• Task prompt: Keep every line where the word "from" appears; drop the rest.

Dataset items:
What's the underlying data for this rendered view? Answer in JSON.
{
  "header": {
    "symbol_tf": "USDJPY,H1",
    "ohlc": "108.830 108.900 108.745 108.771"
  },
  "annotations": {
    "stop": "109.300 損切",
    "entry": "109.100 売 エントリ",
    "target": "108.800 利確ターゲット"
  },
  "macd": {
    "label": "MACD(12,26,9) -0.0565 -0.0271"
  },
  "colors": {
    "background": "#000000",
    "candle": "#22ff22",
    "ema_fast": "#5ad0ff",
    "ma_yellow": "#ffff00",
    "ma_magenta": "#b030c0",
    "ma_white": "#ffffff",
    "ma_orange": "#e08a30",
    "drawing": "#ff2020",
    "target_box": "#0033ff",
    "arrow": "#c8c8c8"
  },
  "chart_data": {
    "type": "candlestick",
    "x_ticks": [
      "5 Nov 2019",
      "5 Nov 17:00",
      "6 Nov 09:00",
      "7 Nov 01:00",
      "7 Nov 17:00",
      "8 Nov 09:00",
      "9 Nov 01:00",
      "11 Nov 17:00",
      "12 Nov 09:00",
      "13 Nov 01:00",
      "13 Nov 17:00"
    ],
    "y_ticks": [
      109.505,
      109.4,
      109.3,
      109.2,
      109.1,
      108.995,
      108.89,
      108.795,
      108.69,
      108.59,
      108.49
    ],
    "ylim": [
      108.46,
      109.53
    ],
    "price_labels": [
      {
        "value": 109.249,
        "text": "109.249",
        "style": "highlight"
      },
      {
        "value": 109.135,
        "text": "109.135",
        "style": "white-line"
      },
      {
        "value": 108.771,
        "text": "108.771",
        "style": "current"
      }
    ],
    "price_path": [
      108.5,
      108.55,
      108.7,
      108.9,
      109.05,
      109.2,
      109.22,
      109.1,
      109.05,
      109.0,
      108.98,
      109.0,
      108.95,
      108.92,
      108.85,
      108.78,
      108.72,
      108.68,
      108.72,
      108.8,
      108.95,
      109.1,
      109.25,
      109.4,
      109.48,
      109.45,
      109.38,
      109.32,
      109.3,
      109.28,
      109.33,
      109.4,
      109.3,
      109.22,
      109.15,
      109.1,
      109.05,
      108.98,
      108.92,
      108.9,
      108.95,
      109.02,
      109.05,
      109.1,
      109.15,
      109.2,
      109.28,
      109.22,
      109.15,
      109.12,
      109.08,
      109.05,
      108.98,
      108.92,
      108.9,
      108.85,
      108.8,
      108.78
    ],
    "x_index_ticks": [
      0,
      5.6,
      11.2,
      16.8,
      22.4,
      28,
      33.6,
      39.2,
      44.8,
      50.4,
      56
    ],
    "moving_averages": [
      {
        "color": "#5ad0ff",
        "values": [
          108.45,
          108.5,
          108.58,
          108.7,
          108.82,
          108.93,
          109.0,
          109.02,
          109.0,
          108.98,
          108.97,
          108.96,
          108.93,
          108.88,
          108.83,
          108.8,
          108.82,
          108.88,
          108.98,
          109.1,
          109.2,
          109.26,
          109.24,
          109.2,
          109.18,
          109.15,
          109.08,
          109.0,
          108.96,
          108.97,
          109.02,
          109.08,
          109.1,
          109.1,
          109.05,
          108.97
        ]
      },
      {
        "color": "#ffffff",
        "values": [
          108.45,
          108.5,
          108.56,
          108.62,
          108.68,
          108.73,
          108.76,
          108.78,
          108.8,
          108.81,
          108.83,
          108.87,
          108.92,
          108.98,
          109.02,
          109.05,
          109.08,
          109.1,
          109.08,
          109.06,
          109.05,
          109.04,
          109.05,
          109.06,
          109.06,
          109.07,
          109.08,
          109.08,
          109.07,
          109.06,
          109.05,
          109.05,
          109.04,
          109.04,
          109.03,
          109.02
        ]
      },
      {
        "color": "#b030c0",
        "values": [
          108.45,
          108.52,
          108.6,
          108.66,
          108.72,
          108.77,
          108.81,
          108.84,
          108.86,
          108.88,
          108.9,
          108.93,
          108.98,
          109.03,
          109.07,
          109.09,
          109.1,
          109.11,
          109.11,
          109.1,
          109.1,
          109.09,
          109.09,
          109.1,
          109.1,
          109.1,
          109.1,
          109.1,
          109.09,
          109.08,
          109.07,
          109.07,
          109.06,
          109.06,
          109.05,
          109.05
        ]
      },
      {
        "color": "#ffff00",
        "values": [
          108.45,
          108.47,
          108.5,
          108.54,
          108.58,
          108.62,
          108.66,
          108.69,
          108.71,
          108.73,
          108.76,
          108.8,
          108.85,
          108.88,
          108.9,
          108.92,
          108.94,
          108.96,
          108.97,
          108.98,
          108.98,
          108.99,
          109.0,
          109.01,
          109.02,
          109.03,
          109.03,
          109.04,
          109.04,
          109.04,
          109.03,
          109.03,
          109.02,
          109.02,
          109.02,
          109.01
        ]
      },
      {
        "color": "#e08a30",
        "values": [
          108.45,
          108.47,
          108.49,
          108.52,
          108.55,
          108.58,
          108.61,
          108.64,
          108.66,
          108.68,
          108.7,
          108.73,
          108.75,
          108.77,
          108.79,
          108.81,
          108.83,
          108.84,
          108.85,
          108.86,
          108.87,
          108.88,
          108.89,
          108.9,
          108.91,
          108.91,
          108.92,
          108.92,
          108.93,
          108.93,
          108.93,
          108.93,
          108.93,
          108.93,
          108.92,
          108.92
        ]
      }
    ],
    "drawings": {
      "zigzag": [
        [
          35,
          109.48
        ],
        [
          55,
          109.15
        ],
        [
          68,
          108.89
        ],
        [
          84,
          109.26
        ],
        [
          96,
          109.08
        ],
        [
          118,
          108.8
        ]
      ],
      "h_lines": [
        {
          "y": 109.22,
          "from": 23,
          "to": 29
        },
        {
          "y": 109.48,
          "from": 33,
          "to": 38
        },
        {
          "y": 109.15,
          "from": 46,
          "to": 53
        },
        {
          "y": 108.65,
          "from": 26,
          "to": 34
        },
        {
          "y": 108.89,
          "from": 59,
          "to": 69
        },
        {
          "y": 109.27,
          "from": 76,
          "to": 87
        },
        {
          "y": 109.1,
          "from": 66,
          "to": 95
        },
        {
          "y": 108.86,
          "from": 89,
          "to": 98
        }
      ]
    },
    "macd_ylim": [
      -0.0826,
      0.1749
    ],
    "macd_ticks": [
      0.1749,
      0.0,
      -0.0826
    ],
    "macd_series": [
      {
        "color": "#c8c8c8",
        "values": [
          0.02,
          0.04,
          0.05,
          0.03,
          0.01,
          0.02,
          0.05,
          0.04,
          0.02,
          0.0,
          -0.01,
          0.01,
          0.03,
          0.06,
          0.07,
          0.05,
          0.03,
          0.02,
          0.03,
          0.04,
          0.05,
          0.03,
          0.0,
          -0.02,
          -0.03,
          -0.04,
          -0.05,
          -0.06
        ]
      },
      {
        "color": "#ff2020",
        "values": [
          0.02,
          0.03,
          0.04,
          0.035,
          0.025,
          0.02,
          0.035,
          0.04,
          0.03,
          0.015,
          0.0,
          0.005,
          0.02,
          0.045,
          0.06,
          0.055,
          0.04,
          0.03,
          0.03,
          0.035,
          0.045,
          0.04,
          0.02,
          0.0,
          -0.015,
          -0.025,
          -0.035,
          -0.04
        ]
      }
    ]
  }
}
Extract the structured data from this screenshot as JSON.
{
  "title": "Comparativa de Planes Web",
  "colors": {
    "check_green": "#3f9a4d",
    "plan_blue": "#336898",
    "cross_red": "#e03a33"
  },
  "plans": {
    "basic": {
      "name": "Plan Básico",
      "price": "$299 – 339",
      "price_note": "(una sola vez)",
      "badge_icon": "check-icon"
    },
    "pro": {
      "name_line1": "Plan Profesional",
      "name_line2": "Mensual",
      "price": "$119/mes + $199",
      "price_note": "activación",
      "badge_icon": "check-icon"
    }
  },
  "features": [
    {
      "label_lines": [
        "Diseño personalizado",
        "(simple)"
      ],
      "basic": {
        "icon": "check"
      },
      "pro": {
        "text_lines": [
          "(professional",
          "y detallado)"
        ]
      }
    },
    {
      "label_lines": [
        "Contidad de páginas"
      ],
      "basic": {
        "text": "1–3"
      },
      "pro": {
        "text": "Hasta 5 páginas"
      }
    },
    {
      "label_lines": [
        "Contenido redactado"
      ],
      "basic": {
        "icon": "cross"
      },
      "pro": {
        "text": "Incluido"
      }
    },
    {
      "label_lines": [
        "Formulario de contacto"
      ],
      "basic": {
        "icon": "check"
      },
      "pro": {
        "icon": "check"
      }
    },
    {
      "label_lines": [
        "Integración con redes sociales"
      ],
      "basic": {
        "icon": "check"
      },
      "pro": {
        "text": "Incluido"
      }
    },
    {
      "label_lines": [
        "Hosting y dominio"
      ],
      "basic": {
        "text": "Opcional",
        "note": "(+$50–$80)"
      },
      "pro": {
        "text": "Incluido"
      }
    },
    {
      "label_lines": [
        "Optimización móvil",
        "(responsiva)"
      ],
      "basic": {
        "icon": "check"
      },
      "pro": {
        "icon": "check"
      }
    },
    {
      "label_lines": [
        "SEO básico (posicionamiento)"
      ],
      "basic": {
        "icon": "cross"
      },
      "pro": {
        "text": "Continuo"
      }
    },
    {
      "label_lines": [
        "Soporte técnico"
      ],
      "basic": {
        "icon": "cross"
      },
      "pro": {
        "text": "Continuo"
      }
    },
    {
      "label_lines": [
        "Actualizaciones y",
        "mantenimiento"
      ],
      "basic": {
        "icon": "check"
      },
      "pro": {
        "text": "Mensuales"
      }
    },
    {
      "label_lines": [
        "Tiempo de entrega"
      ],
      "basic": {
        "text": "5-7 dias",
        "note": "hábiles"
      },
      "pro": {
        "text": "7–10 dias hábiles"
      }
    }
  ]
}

• Completed task:
          "from": 23,
          "from": 33,
          "from": 46,
          "from": 26,
          "from": 59,
          "from": 76,
          "from": 66,
          "from": 89,
Extract the structured data from this screenshot as JSON.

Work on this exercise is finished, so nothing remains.